Exercise ▸
Pick every line out of the entries below that holds the string "aktiekursrelaterade", and report them.

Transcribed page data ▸
┌──

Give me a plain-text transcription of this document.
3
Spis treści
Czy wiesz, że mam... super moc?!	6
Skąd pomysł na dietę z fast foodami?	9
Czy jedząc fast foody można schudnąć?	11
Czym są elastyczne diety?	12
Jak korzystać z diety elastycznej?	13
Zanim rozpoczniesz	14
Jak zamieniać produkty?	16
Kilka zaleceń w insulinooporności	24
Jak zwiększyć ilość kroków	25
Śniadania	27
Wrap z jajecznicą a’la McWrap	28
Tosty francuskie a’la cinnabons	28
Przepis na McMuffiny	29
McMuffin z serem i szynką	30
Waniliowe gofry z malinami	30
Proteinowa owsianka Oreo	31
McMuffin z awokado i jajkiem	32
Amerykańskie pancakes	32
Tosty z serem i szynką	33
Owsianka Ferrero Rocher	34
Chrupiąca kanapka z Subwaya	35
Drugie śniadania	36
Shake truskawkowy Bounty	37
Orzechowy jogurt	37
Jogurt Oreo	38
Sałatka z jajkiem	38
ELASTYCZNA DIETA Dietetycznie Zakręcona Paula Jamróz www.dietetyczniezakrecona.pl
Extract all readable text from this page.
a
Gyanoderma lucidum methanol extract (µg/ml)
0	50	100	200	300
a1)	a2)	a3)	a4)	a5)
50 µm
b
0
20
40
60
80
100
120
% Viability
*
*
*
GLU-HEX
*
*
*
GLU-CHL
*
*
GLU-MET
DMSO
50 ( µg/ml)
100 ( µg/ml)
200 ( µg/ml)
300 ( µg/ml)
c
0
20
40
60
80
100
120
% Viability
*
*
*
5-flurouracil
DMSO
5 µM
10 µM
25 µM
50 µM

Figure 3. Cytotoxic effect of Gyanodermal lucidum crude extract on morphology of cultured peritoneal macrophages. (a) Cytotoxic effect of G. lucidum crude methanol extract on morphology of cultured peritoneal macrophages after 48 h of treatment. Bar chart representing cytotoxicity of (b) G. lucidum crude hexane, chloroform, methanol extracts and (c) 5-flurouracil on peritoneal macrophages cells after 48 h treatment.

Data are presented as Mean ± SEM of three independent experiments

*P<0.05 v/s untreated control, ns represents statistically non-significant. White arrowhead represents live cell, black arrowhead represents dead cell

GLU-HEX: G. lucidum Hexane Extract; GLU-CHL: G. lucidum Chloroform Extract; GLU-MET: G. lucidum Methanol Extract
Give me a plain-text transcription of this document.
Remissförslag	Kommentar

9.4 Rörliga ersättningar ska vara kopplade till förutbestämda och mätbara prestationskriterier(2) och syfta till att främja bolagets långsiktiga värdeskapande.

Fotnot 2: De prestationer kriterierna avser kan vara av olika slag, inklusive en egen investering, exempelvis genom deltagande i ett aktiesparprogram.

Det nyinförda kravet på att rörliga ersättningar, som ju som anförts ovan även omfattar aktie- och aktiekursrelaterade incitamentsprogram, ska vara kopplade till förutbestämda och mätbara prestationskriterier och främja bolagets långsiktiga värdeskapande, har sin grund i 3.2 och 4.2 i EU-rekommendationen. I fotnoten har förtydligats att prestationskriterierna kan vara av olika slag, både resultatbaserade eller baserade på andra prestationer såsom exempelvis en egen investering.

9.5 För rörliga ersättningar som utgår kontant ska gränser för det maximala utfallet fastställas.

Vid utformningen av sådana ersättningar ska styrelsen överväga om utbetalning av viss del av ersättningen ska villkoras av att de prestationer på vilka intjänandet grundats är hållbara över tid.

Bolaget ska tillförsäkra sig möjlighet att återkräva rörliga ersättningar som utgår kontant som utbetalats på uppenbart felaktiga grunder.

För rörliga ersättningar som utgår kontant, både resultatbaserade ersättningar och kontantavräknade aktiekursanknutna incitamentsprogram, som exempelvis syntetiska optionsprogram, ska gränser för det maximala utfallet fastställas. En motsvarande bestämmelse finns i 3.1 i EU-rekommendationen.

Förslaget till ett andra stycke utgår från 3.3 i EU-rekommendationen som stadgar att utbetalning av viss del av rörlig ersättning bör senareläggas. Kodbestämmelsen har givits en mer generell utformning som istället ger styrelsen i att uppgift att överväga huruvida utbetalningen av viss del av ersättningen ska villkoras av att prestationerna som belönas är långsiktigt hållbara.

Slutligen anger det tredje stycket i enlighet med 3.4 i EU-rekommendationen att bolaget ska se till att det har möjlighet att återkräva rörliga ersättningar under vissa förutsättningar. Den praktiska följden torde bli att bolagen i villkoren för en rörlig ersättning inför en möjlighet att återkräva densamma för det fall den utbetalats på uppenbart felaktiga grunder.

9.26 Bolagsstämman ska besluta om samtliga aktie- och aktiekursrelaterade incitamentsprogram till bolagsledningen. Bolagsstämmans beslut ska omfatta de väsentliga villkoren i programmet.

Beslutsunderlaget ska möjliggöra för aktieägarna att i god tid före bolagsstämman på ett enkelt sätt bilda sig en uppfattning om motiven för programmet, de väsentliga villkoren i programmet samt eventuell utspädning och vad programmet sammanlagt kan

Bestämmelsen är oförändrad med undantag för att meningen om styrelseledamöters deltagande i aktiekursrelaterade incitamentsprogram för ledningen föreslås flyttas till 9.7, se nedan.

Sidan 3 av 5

└──

Result for this task ▸
Det nyinförda kravet på att rörliga ersättningar, som ju som anförts ovan även omfattar aktie- och aktiekursrelaterade incitamentsprogram, ska vara kopplade till förutbestämda och mätbara prestationskriterier och främja bolagets långsiktiga värdeskapande, har sin grund i 3.2 och 4.2 i EU-rekommendationen. I fotnoten har förtydligats att prestationskriterierna kan vara av olika slag, både resultatbaserade eller baserade på andra prestationer såsom exempelvis en egen investering.
9.26 Bolagsstämman ska besluta om samtliga aktie- och aktiekursrelaterade incitamentsprogram till bolagsledningen. Bolagsstämmans beslut ska omfatta de väsentliga villkoren i programmet.
Bestämmelsen är oförändrad med undantag för att meningen om styrelseledamöters deltagande i aktiekursrelaterade incitamentsprogram för ledningen föreslås flyttas till 9.7, se nedan.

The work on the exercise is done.